>> BEGIN RECORD EXCERPTS

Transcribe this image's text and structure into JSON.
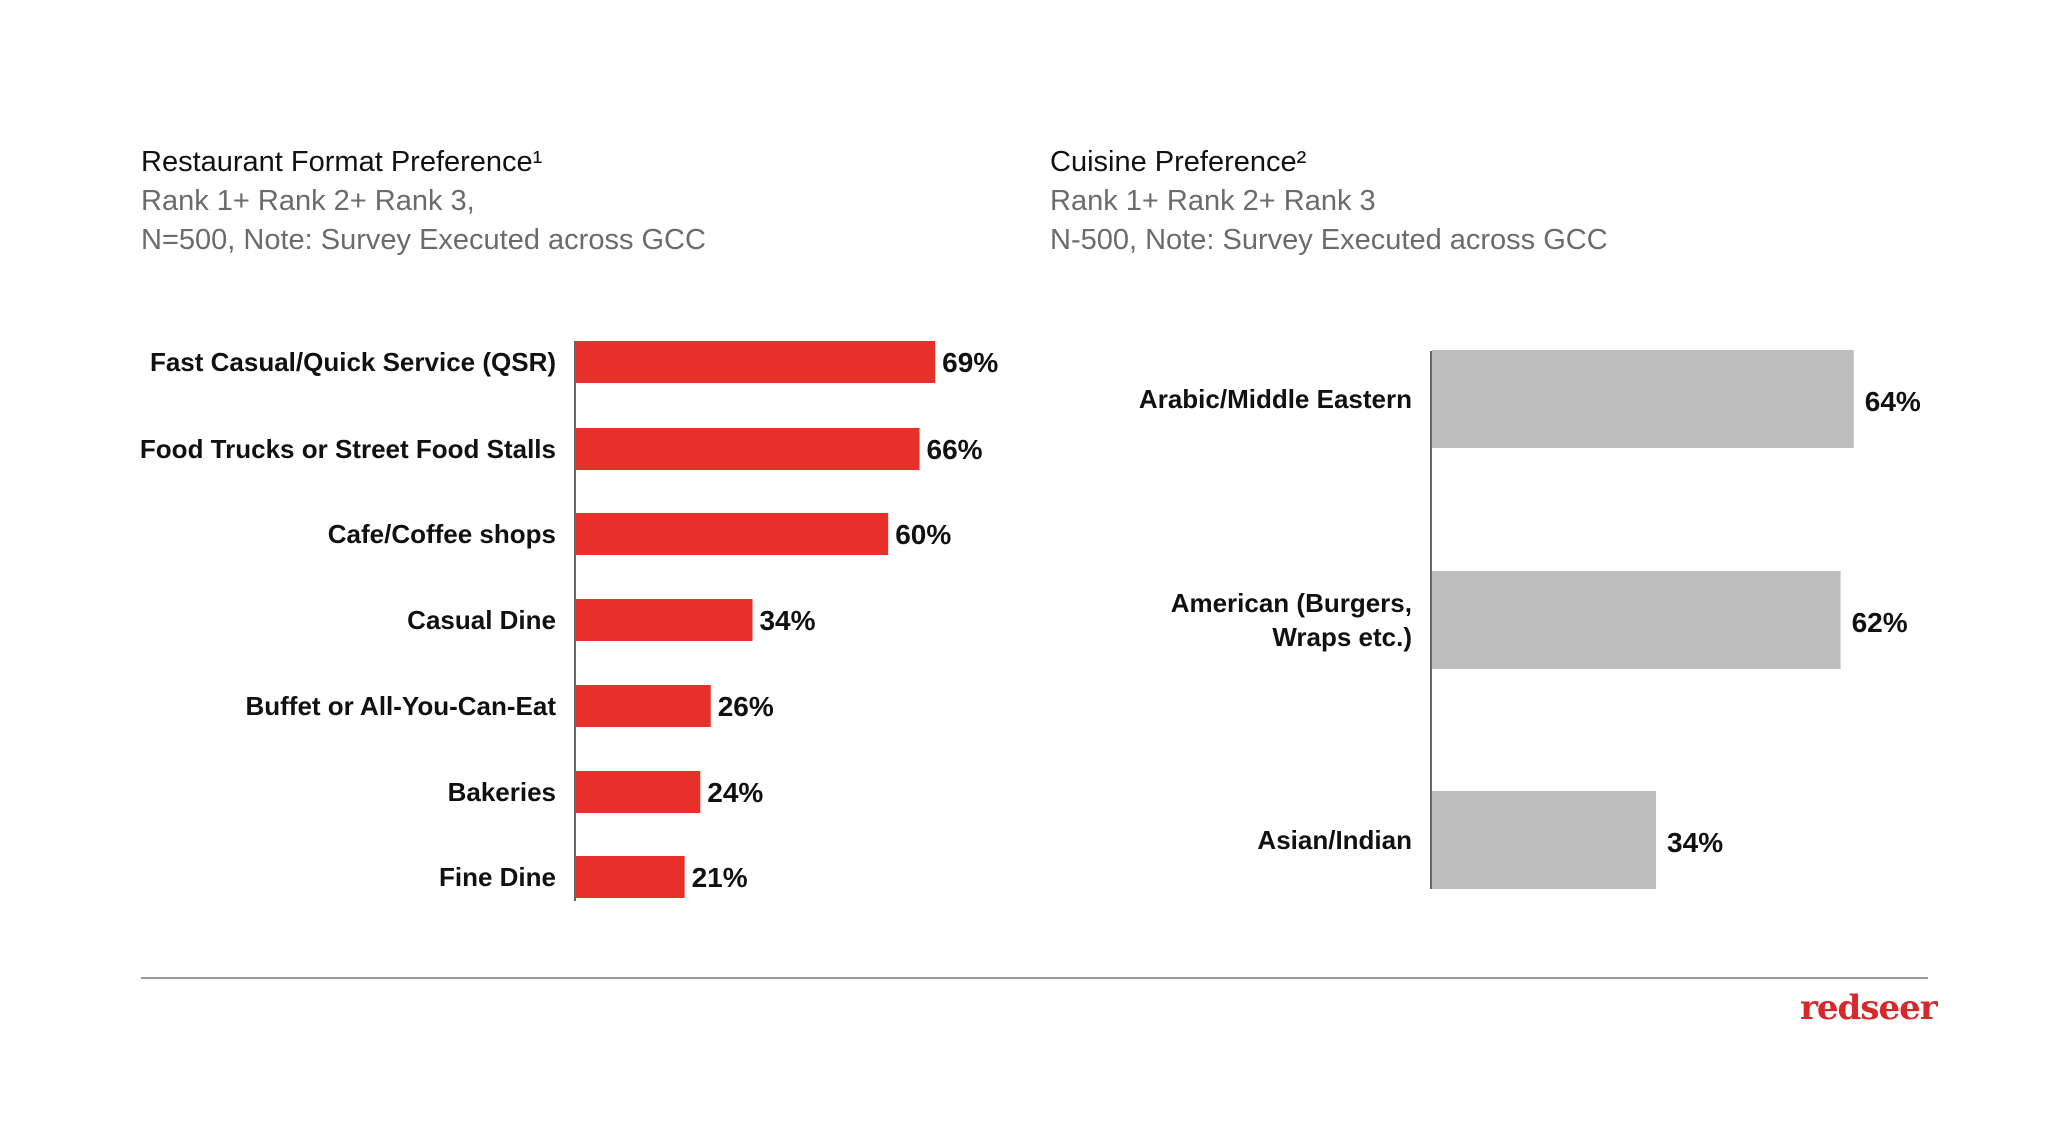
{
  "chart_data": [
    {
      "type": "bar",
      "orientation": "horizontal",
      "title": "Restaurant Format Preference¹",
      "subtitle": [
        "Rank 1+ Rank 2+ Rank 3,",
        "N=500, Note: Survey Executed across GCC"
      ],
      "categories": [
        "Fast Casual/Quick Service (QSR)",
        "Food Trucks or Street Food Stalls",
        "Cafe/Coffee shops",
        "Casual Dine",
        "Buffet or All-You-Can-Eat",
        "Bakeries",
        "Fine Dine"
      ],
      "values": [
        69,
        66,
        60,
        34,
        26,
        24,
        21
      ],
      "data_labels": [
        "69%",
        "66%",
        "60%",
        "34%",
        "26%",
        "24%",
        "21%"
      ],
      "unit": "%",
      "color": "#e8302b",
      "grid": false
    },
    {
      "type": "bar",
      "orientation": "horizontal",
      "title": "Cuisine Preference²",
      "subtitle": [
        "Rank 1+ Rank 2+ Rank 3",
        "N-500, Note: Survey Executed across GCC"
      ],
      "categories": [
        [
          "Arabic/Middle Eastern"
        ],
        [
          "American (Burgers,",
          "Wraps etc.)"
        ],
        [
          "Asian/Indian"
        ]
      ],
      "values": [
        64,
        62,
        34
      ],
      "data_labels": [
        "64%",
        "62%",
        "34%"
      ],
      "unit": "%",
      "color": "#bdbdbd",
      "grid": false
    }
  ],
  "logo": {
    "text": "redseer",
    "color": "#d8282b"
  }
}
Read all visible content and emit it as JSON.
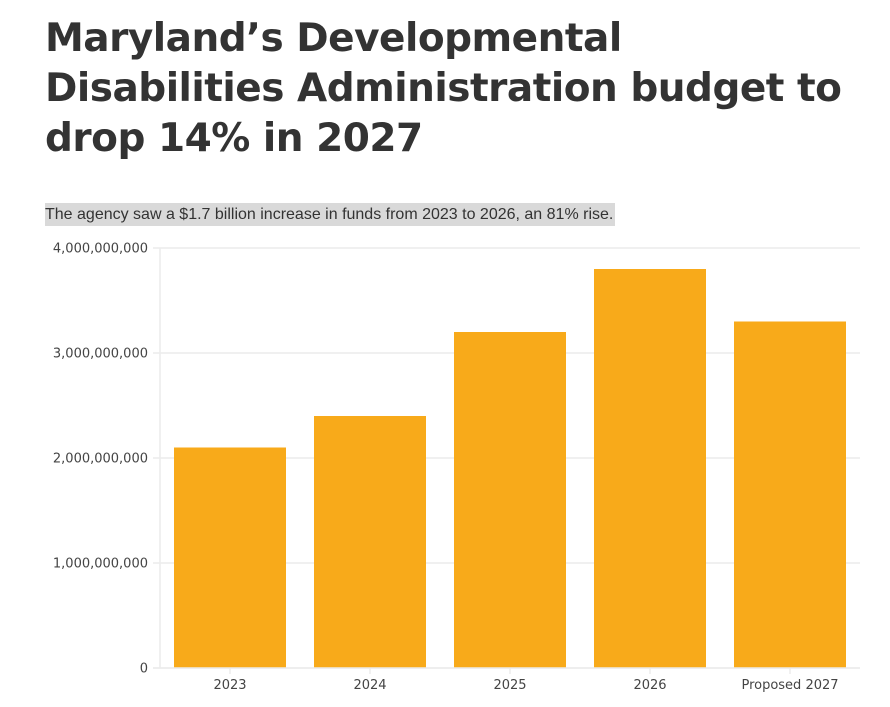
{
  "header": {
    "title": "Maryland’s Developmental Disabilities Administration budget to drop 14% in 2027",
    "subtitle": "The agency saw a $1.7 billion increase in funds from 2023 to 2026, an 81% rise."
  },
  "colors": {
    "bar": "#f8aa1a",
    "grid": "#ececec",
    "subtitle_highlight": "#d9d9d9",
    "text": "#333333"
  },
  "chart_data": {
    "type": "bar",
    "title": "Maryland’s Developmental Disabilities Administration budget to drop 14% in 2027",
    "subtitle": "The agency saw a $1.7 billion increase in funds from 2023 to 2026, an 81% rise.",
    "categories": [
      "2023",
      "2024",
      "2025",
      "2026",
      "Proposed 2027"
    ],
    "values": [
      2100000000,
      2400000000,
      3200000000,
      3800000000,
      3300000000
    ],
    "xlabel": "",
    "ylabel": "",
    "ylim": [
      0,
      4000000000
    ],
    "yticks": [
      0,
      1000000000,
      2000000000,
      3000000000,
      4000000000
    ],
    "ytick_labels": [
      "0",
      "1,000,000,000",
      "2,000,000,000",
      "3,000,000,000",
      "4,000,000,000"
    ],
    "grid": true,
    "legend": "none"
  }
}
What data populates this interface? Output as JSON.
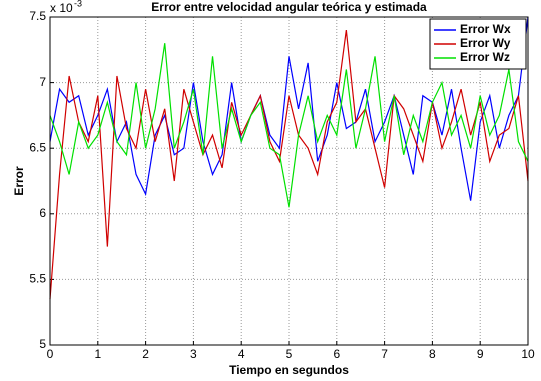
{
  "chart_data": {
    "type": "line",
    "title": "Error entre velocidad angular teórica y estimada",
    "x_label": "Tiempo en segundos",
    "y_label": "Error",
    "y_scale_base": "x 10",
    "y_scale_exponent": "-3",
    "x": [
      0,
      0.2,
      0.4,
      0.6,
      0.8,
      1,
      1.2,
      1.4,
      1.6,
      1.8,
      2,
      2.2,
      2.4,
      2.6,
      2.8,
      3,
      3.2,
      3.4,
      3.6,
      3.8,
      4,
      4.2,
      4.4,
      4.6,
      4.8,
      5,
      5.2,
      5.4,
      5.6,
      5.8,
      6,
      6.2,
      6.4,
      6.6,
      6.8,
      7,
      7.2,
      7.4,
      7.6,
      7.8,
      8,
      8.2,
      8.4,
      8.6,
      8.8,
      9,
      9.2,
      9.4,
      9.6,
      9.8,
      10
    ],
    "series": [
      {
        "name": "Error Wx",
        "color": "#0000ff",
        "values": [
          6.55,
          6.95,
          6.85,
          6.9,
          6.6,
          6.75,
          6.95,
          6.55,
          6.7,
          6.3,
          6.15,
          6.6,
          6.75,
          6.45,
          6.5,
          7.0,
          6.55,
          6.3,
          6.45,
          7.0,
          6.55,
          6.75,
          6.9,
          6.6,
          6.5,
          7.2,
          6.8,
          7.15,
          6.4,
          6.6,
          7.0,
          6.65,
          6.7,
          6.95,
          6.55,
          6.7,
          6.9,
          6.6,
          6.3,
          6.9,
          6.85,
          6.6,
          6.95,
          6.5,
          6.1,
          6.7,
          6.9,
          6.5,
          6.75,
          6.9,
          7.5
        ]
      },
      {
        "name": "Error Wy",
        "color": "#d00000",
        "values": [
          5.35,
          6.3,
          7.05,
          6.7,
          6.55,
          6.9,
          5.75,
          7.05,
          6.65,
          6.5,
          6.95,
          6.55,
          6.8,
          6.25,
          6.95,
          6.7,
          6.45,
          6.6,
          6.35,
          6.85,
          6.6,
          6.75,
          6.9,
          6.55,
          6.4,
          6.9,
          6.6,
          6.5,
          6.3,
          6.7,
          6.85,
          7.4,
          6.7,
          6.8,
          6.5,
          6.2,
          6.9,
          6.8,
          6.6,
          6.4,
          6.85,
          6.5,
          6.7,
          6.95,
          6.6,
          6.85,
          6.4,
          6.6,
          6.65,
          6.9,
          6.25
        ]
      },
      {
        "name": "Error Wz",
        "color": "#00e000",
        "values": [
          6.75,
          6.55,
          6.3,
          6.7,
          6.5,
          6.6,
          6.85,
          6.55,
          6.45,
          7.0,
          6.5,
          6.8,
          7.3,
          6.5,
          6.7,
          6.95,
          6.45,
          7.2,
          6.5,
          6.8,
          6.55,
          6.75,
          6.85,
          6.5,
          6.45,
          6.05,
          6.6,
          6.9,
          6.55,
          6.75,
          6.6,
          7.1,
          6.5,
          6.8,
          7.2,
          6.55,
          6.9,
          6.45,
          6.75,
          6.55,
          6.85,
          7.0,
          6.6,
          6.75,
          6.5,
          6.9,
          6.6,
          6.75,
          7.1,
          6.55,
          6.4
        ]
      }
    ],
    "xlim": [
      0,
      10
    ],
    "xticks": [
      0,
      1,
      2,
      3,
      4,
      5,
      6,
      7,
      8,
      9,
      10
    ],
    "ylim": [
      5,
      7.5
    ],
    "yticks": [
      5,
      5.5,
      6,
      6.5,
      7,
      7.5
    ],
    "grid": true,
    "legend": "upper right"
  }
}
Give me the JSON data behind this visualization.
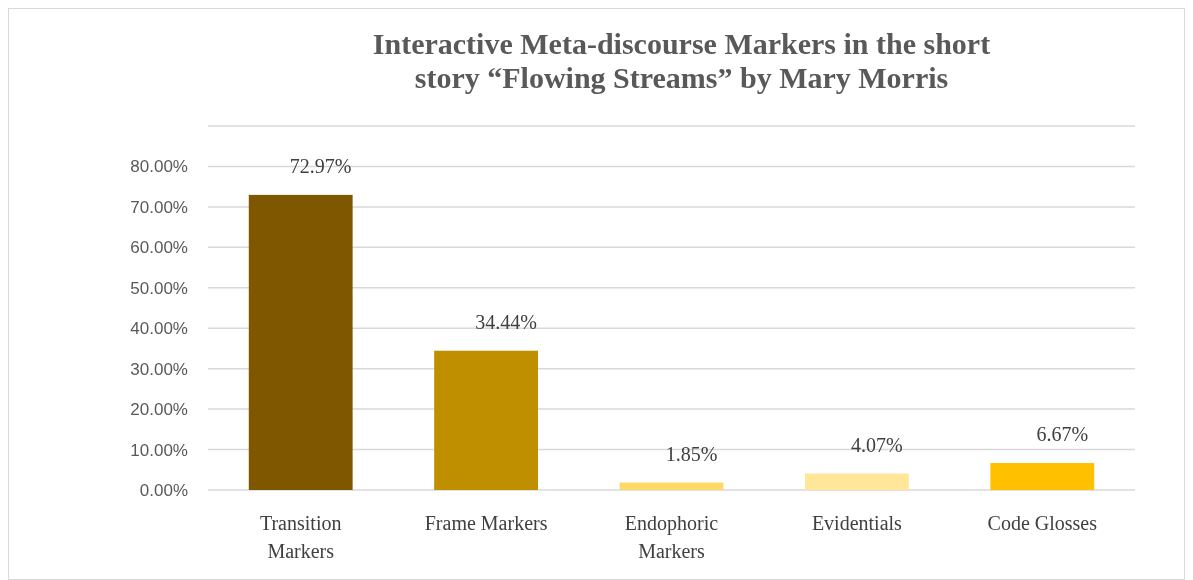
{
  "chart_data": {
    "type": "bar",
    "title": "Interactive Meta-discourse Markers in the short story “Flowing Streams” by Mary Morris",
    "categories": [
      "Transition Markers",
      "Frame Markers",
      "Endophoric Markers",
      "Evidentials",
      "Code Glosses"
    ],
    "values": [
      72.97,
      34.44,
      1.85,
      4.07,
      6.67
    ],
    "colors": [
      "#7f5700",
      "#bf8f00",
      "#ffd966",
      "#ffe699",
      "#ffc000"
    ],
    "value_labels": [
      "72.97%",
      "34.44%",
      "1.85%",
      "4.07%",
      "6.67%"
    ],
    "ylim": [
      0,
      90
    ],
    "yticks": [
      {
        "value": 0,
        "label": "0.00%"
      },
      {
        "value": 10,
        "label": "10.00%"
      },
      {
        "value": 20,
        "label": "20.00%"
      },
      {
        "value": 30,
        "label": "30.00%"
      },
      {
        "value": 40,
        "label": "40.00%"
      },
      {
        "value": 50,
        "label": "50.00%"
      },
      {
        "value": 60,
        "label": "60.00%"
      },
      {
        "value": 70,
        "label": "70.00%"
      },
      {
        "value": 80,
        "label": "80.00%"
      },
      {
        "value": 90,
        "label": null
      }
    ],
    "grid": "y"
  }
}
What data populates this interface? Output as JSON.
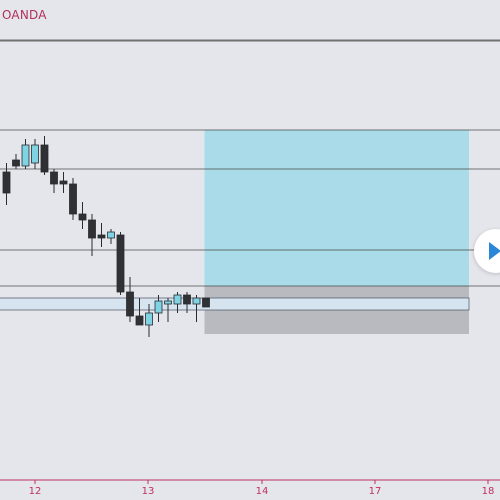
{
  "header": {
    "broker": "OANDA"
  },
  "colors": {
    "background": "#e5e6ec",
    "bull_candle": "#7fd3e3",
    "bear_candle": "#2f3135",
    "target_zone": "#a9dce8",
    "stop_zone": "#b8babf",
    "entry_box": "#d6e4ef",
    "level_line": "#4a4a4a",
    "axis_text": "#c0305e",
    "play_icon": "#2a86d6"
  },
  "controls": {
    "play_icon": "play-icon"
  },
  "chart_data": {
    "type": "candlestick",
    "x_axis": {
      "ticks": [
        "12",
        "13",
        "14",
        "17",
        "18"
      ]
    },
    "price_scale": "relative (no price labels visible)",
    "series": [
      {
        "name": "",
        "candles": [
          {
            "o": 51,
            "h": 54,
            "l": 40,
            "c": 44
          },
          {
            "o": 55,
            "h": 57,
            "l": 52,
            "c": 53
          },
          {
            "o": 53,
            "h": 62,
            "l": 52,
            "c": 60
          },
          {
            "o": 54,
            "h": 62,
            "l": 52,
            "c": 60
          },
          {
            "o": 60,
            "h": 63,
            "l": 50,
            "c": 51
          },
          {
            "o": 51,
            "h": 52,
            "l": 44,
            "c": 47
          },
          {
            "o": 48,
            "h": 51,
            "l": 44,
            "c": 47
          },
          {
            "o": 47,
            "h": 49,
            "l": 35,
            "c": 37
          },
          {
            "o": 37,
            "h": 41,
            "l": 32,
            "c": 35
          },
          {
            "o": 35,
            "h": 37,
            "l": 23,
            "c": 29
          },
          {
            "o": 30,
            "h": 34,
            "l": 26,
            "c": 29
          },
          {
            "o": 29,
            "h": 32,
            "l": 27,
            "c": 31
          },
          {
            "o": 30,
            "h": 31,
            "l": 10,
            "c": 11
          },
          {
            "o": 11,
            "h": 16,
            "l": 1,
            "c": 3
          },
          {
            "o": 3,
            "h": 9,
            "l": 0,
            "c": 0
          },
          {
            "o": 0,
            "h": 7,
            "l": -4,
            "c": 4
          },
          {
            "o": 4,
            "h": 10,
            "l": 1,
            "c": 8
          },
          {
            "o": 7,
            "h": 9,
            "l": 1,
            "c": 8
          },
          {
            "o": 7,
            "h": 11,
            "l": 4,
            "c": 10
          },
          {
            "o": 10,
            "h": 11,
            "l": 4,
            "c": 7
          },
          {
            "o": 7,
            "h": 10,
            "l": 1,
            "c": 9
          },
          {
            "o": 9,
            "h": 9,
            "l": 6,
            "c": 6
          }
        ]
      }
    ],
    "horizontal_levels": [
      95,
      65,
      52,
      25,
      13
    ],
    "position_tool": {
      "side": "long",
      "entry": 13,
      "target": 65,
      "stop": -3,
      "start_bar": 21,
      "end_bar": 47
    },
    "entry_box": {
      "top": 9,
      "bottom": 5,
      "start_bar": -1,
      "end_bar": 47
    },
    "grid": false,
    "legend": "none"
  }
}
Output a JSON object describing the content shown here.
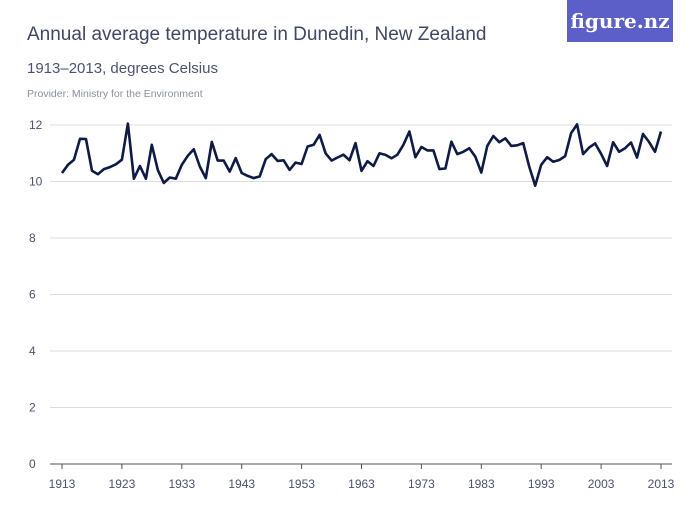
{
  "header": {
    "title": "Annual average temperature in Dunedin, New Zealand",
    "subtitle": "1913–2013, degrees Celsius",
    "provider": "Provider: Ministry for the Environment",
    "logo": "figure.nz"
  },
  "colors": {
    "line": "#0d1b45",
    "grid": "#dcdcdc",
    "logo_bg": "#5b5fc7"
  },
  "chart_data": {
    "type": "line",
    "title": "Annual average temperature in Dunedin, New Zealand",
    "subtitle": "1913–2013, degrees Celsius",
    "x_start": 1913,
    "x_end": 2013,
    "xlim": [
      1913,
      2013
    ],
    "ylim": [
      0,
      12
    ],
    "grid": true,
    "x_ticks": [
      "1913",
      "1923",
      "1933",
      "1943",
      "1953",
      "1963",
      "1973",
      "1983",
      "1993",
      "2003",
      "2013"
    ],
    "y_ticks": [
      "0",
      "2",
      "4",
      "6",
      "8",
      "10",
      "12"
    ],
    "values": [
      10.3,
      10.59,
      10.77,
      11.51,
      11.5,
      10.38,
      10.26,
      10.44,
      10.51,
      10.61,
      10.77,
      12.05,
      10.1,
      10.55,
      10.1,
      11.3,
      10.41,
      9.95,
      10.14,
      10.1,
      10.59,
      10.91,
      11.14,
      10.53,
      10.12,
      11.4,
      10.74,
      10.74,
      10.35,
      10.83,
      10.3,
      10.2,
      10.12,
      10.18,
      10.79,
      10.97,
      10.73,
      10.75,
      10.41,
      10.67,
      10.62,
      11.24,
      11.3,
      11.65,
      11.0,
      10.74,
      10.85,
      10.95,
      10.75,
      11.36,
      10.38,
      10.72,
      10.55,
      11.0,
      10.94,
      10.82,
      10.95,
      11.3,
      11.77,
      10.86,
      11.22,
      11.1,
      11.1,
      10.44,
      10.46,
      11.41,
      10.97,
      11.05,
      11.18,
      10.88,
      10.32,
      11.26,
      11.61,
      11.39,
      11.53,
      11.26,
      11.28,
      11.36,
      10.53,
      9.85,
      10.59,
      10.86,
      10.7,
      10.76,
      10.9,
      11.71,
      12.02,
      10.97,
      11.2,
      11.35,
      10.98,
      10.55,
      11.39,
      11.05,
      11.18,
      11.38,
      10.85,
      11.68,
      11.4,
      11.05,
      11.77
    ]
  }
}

>> END RECORD EXCERPTS

Provide only the number of lines in the records containing the string "Survey".

2